[Data listing]
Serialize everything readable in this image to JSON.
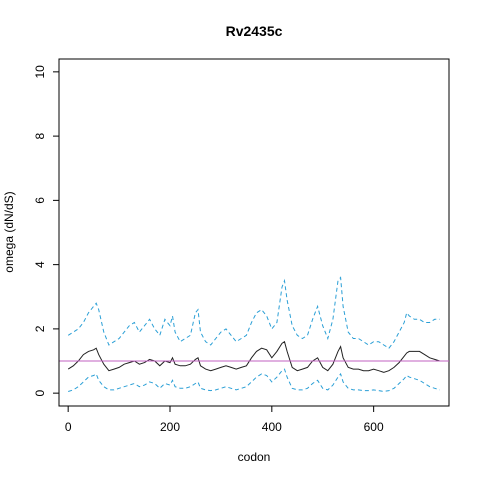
{
  "chart_data": {
    "type": "line",
    "title": "Rv2435c",
    "xlabel": "codon",
    "ylabel": "omega (dN/dS)",
    "xlim": [
      -18,
      748
    ],
    "ylim": [
      -0.4,
      10.4
    ],
    "x_ticks": [
      0,
      200,
      400,
      600
    ],
    "y_ticks": [
      0,
      2,
      4,
      6,
      8,
      10
    ],
    "x_tick_labels": [
      "0",
      "200",
      "400",
      "600"
    ],
    "y_tick_labels": [
      "0",
      "2",
      "4",
      "6",
      "8",
      "10"
    ],
    "reference_line": {
      "y": 1.0,
      "color": "#c060c0"
    },
    "grid": false,
    "series": [
      {
        "role": "upper",
        "color": "#2a9fd6",
        "style": "dashed",
        "x": [
          0,
          10,
          20,
          30,
          40,
          50,
          55,
          60,
          70,
          80,
          90,
          100,
          110,
          120,
          130,
          140,
          150,
          160,
          170,
          180,
          190,
          200,
          205,
          210,
          220,
          230,
          240,
          250,
          255,
          260,
          270,
          280,
          290,
          300,
          310,
          320,
          330,
          340,
          350,
          360,
          370,
          380,
          390,
          400,
          410,
          420,
          425,
          430,
          440,
          450,
          460,
          470,
          480,
          490,
          500,
          510,
          520,
          530,
          535,
          540,
          550,
          560,
          570,
          580,
          590,
          600,
          610,
          620,
          630,
          640,
          650,
          660,
          665,
          670,
          680,
          690,
          700,
          710,
          720,
          730
        ],
        "y": [
          1.8,
          1.9,
          2.0,
          2.2,
          2.5,
          2.7,
          2.8,
          2.6,
          1.9,
          1.5,
          1.6,
          1.7,
          1.9,
          2.1,
          2.2,
          1.9,
          2.1,
          2.3,
          2.0,
          1.8,
          2.3,
          2.1,
          2.4,
          1.9,
          1.6,
          1.7,
          1.8,
          2.5,
          2.6,
          1.9,
          1.6,
          1.5,
          1.7,
          1.9,
          2.0,
          1.8,
          1.6,
          1.7,
          1.8,
          2.2,
          2.5,
          2.6,
          2.4,
          2.0,
          2.2,
          3.3,
          3.5,
          2.9,
          2.1,
          1.8,
          1.7,
          1.8,
          2.3,
          2.7,
          2.1,
          1.7,
          2.3,
          3.5,
          3.6,
          2.7,
          1.9,
          1.7,
          1.7,
          1.6,
          1.5,
          1.6,
          1.6,
          1.5,
          1.4,
          1.6,
          1.9,
          2.2,
          2.5,
          2.4,
          2.3,
          2.3,
          2.2,
          2.2,
          2.3,
          2.3
        ]
      },
      {
        "role": "estimate",
        "color": "#222222",
        "style": "solid",
        "x": [
          0,
          10,
          20,
          30,
          40,
          50,
          55,
          60,
          70,
          80,
          90,
          100,
          110,
          120,
          130,
          140,
          150,
          160,
          170,
          180,
          190,
          200,
          205,
          210,
          220,
          230,
          240,
          250,
          255,
          260,
          270,
          280,
          290,
          300,
          310,
          320,
          330,
          340,
          350,
          360,
          370,
          380,
          390,
          400,
          410,
          420,
          425,
          430,
          440,
          450,
          460,
          470,
          480,
          490,
          500,
          510,
          520,
          530,
          535,
          540,
          550,
          560,
          570,
          580,
          590,
          600,
          610,
          620,
          630,
          640,
          650,
          660,
          665,
          670,
          680,
          690,
          700,
          710,
          720,
          730
        ],
        "y": [
          0.75,
          0.85,
          1.0,
          1.2,
          1.3,
          1.35,
          1.4,
          1.2,
          0.9,
          0.7,
          0.75,
          0.8,
          0.9,
          0.95,
          1.0,
          0.9,
          0.95,
          1.05,
          1.0,
          0.85,
          1.0,
          0.95,
          1.1,
          0.9,
          0.85,
          0.85,
          0.9,
          1.05,
          1.1,
          0.85,
          0.75,
          0.7,
          0.75,
          0.8,
          0.85,
          0.8,
          0.75,
          0.8,
          0.85,
          1.1,
          1.3,
          1.4,
          1.35,
          1.1,
          1.3,
          1.55,
          1.6,
          1.3,
          0.8,
          0.7,
          0.75,
          0.8,
          1.0,
          1.1,
          0.8,
          0.7,
          0.9,
          1.3,
          1.45,
          1.1,
          0.8,
          0.75,
          0.75,
          0.7,
          0.7,
          0.75,
          0.7,
          0.65,
          0.7,
          0.8,
          0.95,
          1.15,
          1.25,
          1.3,
          1.3,
          1.3,
          1.2,
          1.1,
          1.05,
          1.0
        ]
      },
      {
        "role": "lower",
        "color": "#2a9fd6",
        "style": "dashed",
        "x": [
          0,
          10,
          20,
          30,
          40,
          50,
          55,
          60,
          70,
          80,
          90,
          100,
          110,
          120,
          130,
          140,
          150,
          160,
          170,
          180,
          190,
          200,
          205,
          210,
          220,
          230,
          240,
          250,
          255,
          260,
          270,
          280,
          290,
          300,
          310,
          320,
          330,
          340,
          350,
          360,
          370,
          380,
          390,
          400,
          410,
          420,
          425,
          430,
          440,
          450,
          460,
          470,
          480,
          490,
          500,
          510,
          520,
          530,
          535,
          540,
          550,
          560,
          570,
          580,
          590,
          600,
          610,
          620,
          630,
          640,
          650,
          660,
          665,
          670,
          680,
          690,
          700,
          710,
          720,
          730
        ],
        "y": [
          0.05,
          0.1,
          0.2,
          0.35,
          0.5,
          0.55,
          0.6,
          0.4,
          0.2,
          0.1,
          0.1,
          0.15,
          0.2,
          0.25,
          0.3,
          0.2,
          0.25,
          0.35,
          0.3,
          0.15,
          0.3,
          0.25,
          0.4,
          0.2,
          0.15,
          0.15,
          0.2,
          0.3,
          0.35,
          0.15,
          0.1,
          0.08,
          0.1,
          0.15,
          0.2,
          0.15,
          0.1,
          0.15,
          0.2,
          0.35,
          0.5,
          0.6,
          0.55,
          0.35,
          0.5,
          0.7,
          0.75,
          0.5,
          0.15,
          0.1,
          0.1,
          0.15,
          0.3,
          0.4,
          0.15,
          0.1,
          0.25,
          0.5,
          0.6,
          0.35,
          0.15,
          0.1,
          0.1,
          0.08,
          0.08,
          0.1,
          0.08,
          0.05,
          0.08,
          0.15,
          0.3,
          0.45,
          0.55,
          0.5,
          0.45,
          0.4,
          0.3,
          0.2,
          0.15,
          0.1
        ]
      }
    ]
  }
}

PROBLEM TO WORK ON:
Return the listing above in full and without alteration, excluding its pictures.

OUTPUT OF THE EXERCISE:
Serialize everything readable in this image to JSON.
{
  "chart_data": {
    "type": "line",
    "title": "Rv2435c",
    "xlabel": "codon",
    "ylabel": "omega (dN/dS)",
    "xlim": [
      -18,
      748
    ],
    "ylim": [
      -0.4,
      10.4
    ],
    "x_ticks": [
      0,
      200,
      400,
      600
    ],
    "y_ticks": [
      0,
      2,
      4,
      6,
      8,
      10
    ],
    "x_tick_labels": [
      "0",
      "200",
      "400",
      "600"
    ],
    "y_tick_labels": [
      "0",
      "2",
      "4",
      "6",
      "8",
      "10"
    ],
    "reference_line": {
      "y": 1.0,
      "color": "#c060c0"
    },
    "grid": false,
    "series": [
      {
        "role": "upper",
        "color": "#2a9fd6",
        "style": "dashed",
        "x": [
          0,
          10,
          20,
          30,
          40,
          50,
          55,
          60,
          70,
          80,
          90,
          100,
          110,
          120,
          130,
          140,
          150,
          160,
          170,
          180,
          190,
          200,
          205,
          210,
          220,
          230,
          240,
          250,
          255,
          260,
          270,
          280,
          290,
          300,
          310,
          320,
          330,
          340,
          350,
          360,
          370,
          380,
          390,
          400,
          410,
          420,
          425,
          430,
          440,
          450,
          460,
          470,
          480,
          490,
          500,
          510,
          520,
          530,
          535,
          540,
          550,
          560,
          570,
          580,
          590,
          600,
          610,
          620,
          630,
          640,
          650,
          660,
          665,
          670,
          680,
          690,
          700,
          710,
          720,
          730
        ],
        "y": [
          1.8,
          1.9,
          2.0,
          2.2,
          2.5,
          2.7,
          2.8,
          2.6,
          1.9,
          1.5,
          1.6,
          1.7,
          1.9,
          2.1,
          2.2,
          1.9,
          2.1,
          2.3,
          2.0,
          1.8,
          2.3,
          2.1,
          2.4,
          1.9,
          1.6,
          1.7,
          1.8,
          2.5,
          2.6,
          1.9,
          1.6,
          1.5,
          1.7,
          1.9,
          2.0,
          1.8,
          1.6,
          1.7,
          1.8,
          2.2,
          2.5,
          2.6,
          2.4,
          2.0,
          2.2,
          3.3,
          3.5,
          2.9,
          2.1,
          1.8,
          1.7,
          1.8,
          2.3,
          2.7,
          2.1,
          1.7,
          2.3,
          3.5,
          3.6,
          2.7,
          1.9,
          1.7,
          1.7,
          1.6,
          1.5,
          1.6,
          1.6,
          1.5,
          1.4,
          1.6,
          1.9,
          2.2,
          2.5,
          2.4,
          2.3,
          2.3,
          2.2,
          2.2,
          2.3,
          2.3
        ]
      },
      {
        "role": "estimate",
        "color": "#222222",
        "style": "solid",
        "x": [
          0,
          10,
          20,
          30,
          40,
          50,
          55,
          60,
          70,
          80,
          90,
          100,
          110,
          120,
          130,
          140,
          150,
          160,
          170,
          180,
          190,
          200,
          205,
          210,
          220,
          230,
          240,
          250,
          255,
          260,
          270,
          280,
          290,
          300,
          310,
          320,
          330,
          340,
          350,
          360,
          370,
          380,
          390,
          400,
          410,
          420,
          425,
          430,
          440,
          450,
          460,
          470,
          480,
          490,
          500,
          510,
          520,
          530,
          535,
          540,
          550,
          560,
          570,
          580,
          590,
          600,
          610,
          620,
          630,
          640,
          650,
          660,
          665,
          670,
          680,
          690,
          700,
          710,
          720,
          730
        ],
        "y": [
          0.75,
          0.85,
          1.0,
          1.2,
          1.3,
          1.35,
          1.4,
          1.2,
          0.9,
          0.7,
          0.75,
          0.8,
          0.9,
          0.95,
          1.0,
          0.9,
          0.95,
          1.05,
          1.0,
          0.85,
          1.0,
          0.95,
          1.1,
          0.9,
          0.85,
          0.85,
          0.9,
          1.05,
          1.1,
          0.85,
          0.75,
          0.7,
          0.75,
          0.8,
          0.85,
          0.8,
          0.75,
          0.8,
          0.85,
          1.1,
          1.3,
          1.4,
          1.35,
          1.1,
          1.3,
          1.55,
          1.6,
          1.3,
          0.8,
          0.7,
          0.75,
          0.8,
          1.0,
          1.1,
          0.8,
          0.7,
          0.9,
          1.3,
          1.45,
          1.1,
          0.8,
          0.75,
          0.75,
          0.7,
          0.7,
          0.75,
          0.7,
          0.65,
          0.7,
          0.8,
          0.95,
          1.15,
          1.25,
          1.3,
          1.3,
          1.3,
          1.2,
          1.1,
          1.05,
          1.0
        ]
      },
      {
        "role": "lower",
        "color": "#2a9fd6",
        "style": "dashed",
        "x": [
          0,
          10,
          20,
          30,
          40,
          50,
          55,
          60,
          70,
          80,
          90,
          100,
          110,
          120,
          130,
          140,
          150,
          160,
          170,
          180,
          190,
          200,
          205,
          210,
          220,
          230,
          240,
          250,
          255,
          260,
          270,
          280,
          290,
          300,
          310,
          320,
          330,
          340,
          350,
          360,
          370,
          380,
          390,
          400,
          410,
          420,
          425,
          430,
          440,
          450,
          460,
          470,
          480,
          490,
          500,
          510,
          520,
          530,
          535,
          540,
          550,
          560,
          570,
          580,
          590,
          600,
          610,
          620,
          630,
          640,
          650,
          660,
          665,
          670,
          680,
          690,
          700,
          710,
          720,
          730
        ],
        "y": [
          0.05,
          0.1,
          0.2,
          0.35,
          0.5,
          0.55,
          0.6,
          0.4,
          0.2,
          0.1,
          0.1,
          0.15,
          0.2,
          0.25,
          0.3,
          0.2,
          0.25,
          0.35,
          0.3,
          0.15,
          0.3,
          0.25,
          0.4,
          0.2,
          0.15,
          0.15,
          0.2,
          0.3,
          0.35,
          0.15,
          0.1,
          0.08,
          0.1,
          0.15,
          0.2,
          0.15,
          0.1,
          0.15,
          0.2,
          0.35,
          0.5,
          0.6,
          0.55,
          0.35,
          0.5,
          0.7,
          0.75,
          0.5,
          0.15,
          0.1,
          0.1,
          0.15,
          0.3,
          0.4,
          0.15,
          0.1,
          0.25,
          0.5,
          0.6,
          0.35,
          0.15,
          0.1,
          0.1,
          0.08,
          0.08,
          0.1,
          0.08,
          0.05,
          0.08,
          0.15,
          0.3,
          0.45,
          0.55,
          0.5,
          0.45,
          0.4,
          0.3,
          0.2,
          0.15,
          0.1
        ]
      }
    ]
  }
}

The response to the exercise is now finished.